Dataset rows

########################################

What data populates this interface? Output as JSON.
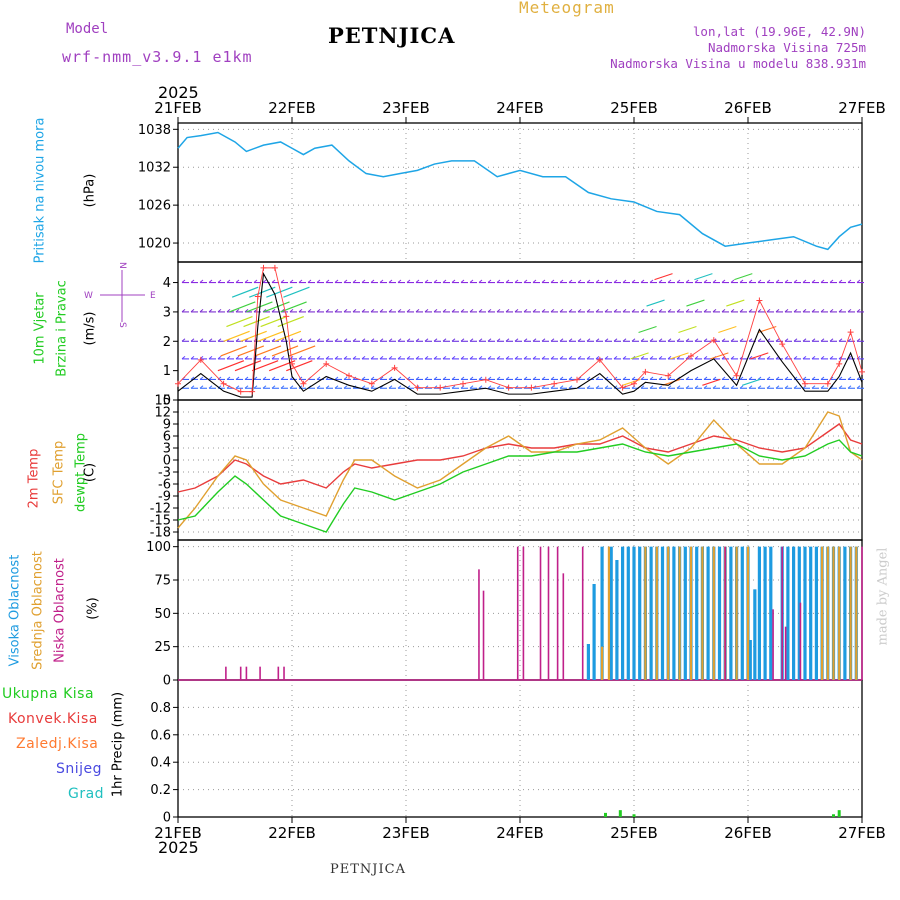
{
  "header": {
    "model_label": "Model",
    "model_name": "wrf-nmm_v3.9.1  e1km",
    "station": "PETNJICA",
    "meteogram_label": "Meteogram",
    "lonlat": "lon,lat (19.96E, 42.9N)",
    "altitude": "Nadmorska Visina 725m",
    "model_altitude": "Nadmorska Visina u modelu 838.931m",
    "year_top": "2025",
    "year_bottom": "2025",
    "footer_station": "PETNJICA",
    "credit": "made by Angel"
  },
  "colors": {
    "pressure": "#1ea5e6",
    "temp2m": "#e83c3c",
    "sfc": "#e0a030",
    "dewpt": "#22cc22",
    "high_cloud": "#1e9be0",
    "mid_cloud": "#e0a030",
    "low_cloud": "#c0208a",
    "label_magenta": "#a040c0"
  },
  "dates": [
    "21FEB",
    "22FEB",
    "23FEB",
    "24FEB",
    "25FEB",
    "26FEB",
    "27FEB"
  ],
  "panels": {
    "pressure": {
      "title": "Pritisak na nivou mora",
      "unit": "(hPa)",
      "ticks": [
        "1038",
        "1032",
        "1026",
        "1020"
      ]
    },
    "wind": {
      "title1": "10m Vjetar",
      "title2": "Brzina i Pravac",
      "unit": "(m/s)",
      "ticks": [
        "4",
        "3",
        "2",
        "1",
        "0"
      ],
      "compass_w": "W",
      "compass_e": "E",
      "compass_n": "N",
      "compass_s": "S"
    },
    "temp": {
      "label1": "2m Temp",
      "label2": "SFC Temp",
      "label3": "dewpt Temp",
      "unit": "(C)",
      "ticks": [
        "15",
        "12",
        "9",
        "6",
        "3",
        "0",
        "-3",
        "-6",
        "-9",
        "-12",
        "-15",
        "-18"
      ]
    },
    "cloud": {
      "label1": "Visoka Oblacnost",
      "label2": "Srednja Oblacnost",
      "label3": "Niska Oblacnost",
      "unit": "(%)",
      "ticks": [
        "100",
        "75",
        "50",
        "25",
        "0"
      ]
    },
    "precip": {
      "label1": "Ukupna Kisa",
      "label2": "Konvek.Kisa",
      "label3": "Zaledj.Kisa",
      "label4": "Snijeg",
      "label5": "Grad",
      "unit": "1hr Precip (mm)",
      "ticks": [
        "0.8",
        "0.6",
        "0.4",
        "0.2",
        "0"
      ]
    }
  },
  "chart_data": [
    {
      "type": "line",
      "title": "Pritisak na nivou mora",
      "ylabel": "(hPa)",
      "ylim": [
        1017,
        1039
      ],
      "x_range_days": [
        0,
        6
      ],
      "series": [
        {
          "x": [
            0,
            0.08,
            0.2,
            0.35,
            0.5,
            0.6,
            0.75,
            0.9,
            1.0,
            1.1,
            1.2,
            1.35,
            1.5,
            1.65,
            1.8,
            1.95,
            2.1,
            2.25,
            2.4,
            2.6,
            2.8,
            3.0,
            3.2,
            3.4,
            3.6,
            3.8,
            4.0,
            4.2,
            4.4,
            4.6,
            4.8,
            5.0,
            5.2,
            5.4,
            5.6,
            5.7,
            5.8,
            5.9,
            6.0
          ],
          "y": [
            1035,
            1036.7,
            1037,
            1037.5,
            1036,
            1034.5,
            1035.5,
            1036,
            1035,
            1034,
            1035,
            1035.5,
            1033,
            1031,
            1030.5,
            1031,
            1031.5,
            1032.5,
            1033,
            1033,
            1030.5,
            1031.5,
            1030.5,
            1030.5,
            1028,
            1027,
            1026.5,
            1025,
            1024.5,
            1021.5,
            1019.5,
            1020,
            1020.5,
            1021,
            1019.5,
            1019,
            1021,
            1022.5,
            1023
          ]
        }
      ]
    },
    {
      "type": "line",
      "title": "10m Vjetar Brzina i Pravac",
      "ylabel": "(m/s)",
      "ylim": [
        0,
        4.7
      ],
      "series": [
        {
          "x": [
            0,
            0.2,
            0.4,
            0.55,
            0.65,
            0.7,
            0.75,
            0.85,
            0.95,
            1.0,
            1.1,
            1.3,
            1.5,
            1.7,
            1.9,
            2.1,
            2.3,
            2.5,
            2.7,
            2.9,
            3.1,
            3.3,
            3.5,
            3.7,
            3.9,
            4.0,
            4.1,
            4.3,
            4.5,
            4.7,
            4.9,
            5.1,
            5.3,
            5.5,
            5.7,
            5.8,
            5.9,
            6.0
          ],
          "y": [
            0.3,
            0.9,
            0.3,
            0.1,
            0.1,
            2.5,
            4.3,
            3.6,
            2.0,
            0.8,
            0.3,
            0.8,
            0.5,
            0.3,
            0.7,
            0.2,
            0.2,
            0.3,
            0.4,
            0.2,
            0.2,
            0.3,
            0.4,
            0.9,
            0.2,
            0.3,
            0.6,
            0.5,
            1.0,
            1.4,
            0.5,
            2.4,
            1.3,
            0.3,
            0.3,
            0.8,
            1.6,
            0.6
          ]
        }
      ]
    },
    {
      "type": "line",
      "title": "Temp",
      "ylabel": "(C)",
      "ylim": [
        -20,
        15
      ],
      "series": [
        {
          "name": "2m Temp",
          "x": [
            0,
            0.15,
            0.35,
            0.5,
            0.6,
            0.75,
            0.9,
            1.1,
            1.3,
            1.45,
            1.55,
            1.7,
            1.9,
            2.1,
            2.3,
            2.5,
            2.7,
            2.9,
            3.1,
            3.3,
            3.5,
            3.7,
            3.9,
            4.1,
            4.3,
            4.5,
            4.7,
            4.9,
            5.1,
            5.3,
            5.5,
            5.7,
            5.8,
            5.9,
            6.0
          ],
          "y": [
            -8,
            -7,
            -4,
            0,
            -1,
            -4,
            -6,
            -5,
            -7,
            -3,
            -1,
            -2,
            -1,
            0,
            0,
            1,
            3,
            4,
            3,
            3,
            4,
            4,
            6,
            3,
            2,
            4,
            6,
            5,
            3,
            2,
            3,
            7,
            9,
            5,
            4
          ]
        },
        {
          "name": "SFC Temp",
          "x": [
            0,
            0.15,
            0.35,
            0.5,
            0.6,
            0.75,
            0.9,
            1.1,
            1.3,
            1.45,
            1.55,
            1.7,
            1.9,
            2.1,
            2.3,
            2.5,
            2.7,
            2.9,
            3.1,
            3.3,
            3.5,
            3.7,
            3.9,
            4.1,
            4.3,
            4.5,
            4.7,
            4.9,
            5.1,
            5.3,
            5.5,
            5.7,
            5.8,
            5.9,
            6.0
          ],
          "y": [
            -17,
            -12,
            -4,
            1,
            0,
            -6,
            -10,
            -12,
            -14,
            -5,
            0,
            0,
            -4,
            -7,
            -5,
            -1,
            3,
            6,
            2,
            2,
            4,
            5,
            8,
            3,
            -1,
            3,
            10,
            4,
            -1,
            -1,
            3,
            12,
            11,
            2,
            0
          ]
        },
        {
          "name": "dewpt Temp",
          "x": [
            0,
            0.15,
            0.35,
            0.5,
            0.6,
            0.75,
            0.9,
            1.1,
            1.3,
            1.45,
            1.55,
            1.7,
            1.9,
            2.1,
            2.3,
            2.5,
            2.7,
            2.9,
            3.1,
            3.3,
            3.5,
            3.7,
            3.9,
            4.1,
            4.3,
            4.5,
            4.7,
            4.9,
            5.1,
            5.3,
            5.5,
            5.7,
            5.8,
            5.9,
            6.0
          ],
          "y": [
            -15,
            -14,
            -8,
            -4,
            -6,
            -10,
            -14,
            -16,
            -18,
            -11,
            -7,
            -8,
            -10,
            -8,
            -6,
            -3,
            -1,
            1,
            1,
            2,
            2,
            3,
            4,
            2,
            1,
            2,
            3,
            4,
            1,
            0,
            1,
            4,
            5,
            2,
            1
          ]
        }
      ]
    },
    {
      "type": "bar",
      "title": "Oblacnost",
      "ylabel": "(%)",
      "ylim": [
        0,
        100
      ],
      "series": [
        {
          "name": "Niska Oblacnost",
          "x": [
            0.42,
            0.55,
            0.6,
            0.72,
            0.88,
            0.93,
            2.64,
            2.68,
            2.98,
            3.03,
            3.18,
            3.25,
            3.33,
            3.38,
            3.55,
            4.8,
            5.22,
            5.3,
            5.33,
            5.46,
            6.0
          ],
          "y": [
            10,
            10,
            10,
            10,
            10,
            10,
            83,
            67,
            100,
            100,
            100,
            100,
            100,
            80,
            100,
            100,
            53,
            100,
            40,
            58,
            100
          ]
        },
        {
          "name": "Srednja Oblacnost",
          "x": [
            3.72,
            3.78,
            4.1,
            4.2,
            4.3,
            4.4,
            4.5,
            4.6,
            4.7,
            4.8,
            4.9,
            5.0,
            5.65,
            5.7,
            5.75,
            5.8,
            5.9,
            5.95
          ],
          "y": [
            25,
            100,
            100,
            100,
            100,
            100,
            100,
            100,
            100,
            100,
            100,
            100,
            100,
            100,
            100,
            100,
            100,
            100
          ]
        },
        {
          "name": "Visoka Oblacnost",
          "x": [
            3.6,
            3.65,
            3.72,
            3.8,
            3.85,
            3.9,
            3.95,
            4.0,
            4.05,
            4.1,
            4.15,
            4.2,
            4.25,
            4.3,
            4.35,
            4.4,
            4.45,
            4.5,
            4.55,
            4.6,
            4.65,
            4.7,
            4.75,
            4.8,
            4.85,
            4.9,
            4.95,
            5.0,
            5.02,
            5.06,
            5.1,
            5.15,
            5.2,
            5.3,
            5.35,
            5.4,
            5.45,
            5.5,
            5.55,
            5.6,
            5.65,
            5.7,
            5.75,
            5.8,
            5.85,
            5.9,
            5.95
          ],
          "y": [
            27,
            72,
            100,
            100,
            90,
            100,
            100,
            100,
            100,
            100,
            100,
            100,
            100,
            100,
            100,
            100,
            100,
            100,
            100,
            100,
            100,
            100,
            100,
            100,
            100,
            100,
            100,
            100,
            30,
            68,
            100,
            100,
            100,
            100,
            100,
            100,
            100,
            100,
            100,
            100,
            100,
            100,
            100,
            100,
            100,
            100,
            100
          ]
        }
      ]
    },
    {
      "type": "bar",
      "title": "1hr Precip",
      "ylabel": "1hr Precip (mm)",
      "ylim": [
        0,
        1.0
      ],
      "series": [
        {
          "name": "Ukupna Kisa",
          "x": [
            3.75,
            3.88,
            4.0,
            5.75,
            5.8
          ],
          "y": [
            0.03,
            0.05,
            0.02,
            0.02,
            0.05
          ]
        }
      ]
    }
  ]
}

########################################

WHAT TO PRODUCE —
Wherever "ylabel" shows up in a line, copy that line.

FINISHED ANSWER —
      "ylabel": "(hPa)",
      "ylabel": "(m/s)",
      "ylabel": "(C)",
      "ylabel": "(%)",
      "ylabel": "1hr Precip (mm)",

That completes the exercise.